> [RECORD SET]:
◆ ◆ ◆ ◆ ◆ ◆ ◆
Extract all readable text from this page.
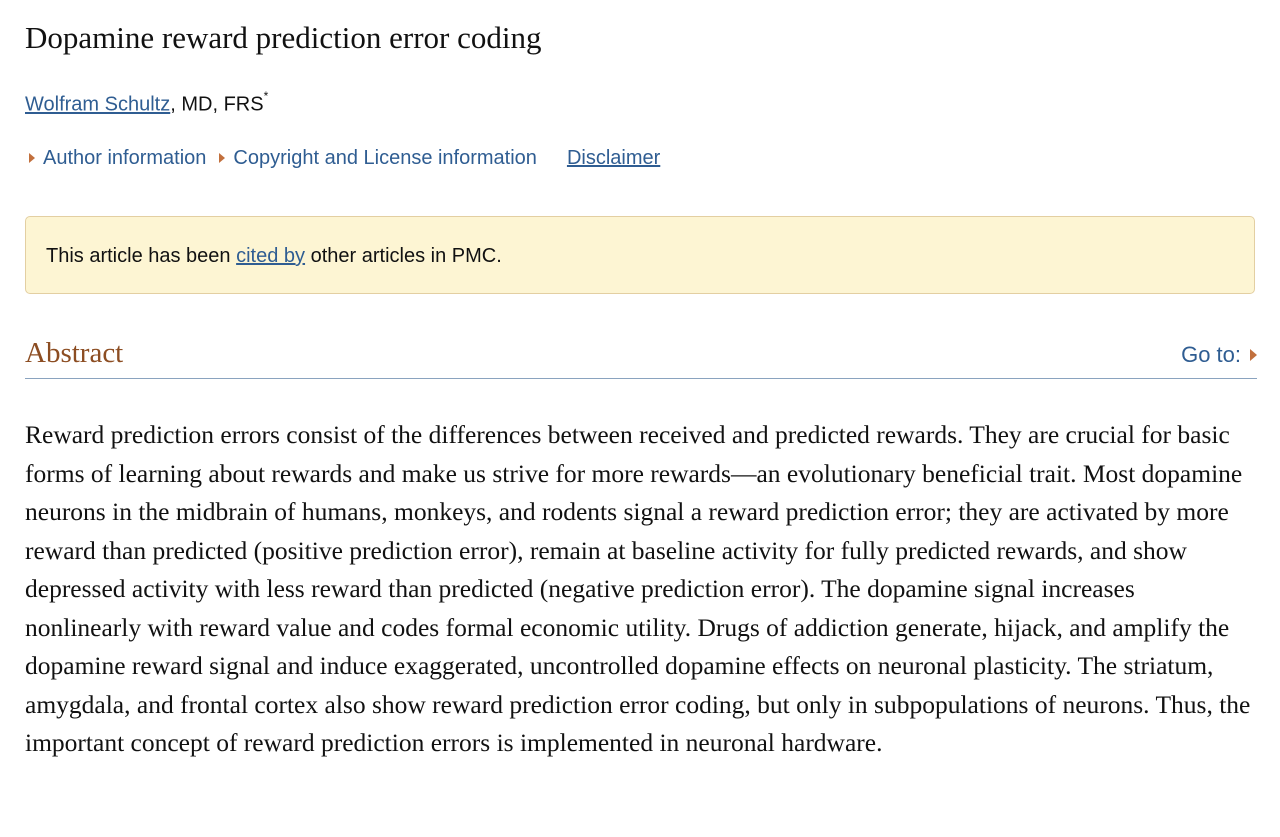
Dopamine reward prediction error coding
Wolfram Schultz, MD, FRS*
Author information Copyright and License information Disclaimer
This article has been cited by other articles in PMC.
Abstract	Go to:

Reward prediction errors consist of the differences between received and predicted rewards. They are crucial for basic forms of learning about rewards and make us strive for more rewards—an evolutionary beneficial trait. Most dopamine neurons in the midbrain of humans, monkeys, and rodents signal a reward prediction error; they are activated by more reward than predicted (positive prediction error), remain at baseline activity for fully predicted rewards, and show depressed activity with less reward than predicted (negative prediction error). The dopamine signal increases nonlinearly with reward value and codes formal economic utility. Drugs of addiction generate, hijack, and amplify the dopamine reward signal and induce exaggerated, uncontrolled dopamine effects on neuronal plasticity. The striatum, amygdala, and frontal cortex also show reward prediction error coding, but only in subpopulations of neurons. Thus, the important concept of reward prediction errors is implemented in neuronal hardware.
◆ ◆ ◆ ◆ ◆ ◆ ◆
Reproduce each line from the records that contains the word "coding".

Dopamine reward prediction error coding
Reward prediction errors consist of the differences between received and predicted rewards. They are crucial for basic forms of learning about rewards and make us strive for more rewards—an evolutionary beneficial trait. Most dopamine neurons in the midbrain of humans, monkeys, and rodents signal a reward prediction error; they are activated by more reward than predicted (positive prediction error), remain at baseline activity for fully predicted rewards, and show depressed activity with less reward than predicted (negative prediction error). The dopamine signal increases nonlinearly with reward value and codes formal economic utility. Drugs of addiction generate, hijack, and amplify the dopamine reward signal and induce exaggerated, uncontrolled dopamine effects on neuronal plasticity. The striatum, amygdala, and frontal cortex also show reward prediction error coding, but only in subpopulations of neurons. Thus, the important concept of reward prediction errors is implemented in neuronal hardware.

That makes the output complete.